— Start of Provided data —

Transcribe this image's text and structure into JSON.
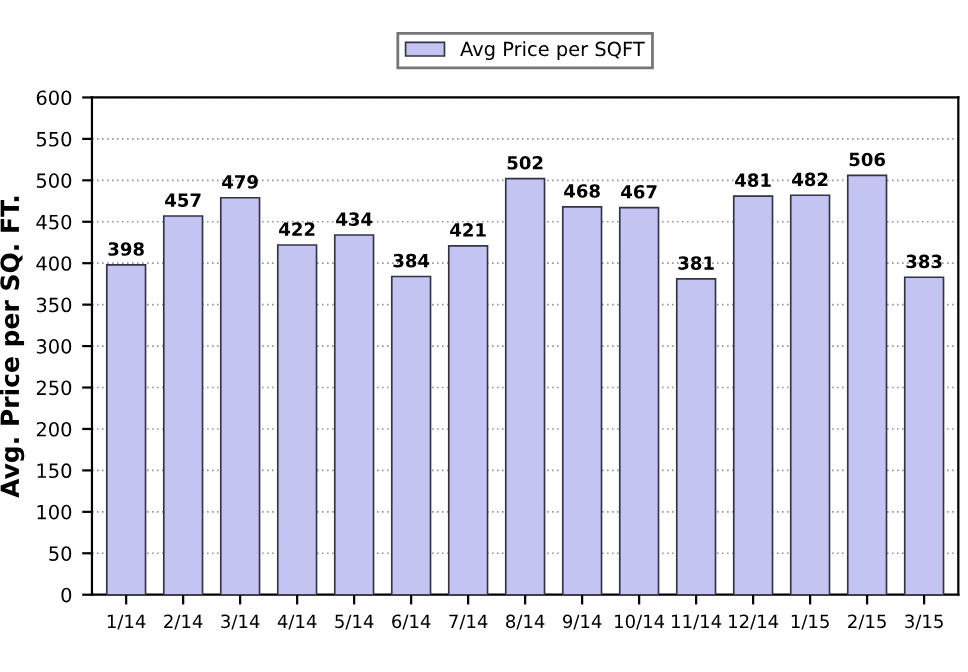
{
  "chart_data": {
    "type": "bar",
    "ylabel": "Avg. Price per SQ. FT.",
    "categories": [
      "1/14",
      "2/14",
      "3/14",
      "4/14",
      "5/14",
      "6/14",
      "7/14",
      "8/14",
      "9/14",
      "10/14",
      "11/14",
      "12/14",
      "1/15",
      "2/15",
      "3/15"
    ],
    "series": [
      {
        "name": "Avg Price per SQFT",
        "color": "#c4c4f2",
        "values": [
          398,
          457,
          479,
          422,
          434,
          384,
          421,
          502,
          468,
          467,
          381,
          481,
          482,
          506,
          383
        ]
      }
    ],
    "ylim": [
      0,
      600
    ],
    "yticks": [
      0,
      50,
      100,
      150,
      200,
      250,
      300,
      350,
      400,
      450,
      500,
      550,
      600
    ],
    "grid": "y",
    "legend": "top",
    "data_labels": true
  }
}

— End of Provided data —

Aim: Repeat the material above in full and exactly, apart from the pictures.

The answer:
Transcribe this image's text and structure into JSON.
{
  "chart_data": {
    "type": "bar",
    "ylabel": "Avg. Price per SQ. FT.",
    "categories": [
      "1/14",
      "2/14",
      "3/14",
      "4/14",
      "5/14",
      "6/14",
      "7/14",
      "8/14",
      "9/14",
      "10/14",
      "11/14",
      "12/14",
      "1/15",
      "2/15",
      "3/15"
    ],
    "series": [
      {
        "name": "Avg Price per SQFT",
        "color": "#c4c4f2",
        "values": [
          398,
          457,
          479,
          422,
          434,
          384,
          421,
          502,
          468,
          467,
          381,
          481,
          482,
          506,
          383
        ]
      }
    ],
    "ylim": [
      0,
      600
    ],
    "yticks": [
      0,
      50,
      100,
      150,
      200,
      250,
      300,
      350,
      400,
      450,
      500,
      550,
      600
    ],
    "grid": "y",
    "legend": "top",
    "data_labels": true
  }
}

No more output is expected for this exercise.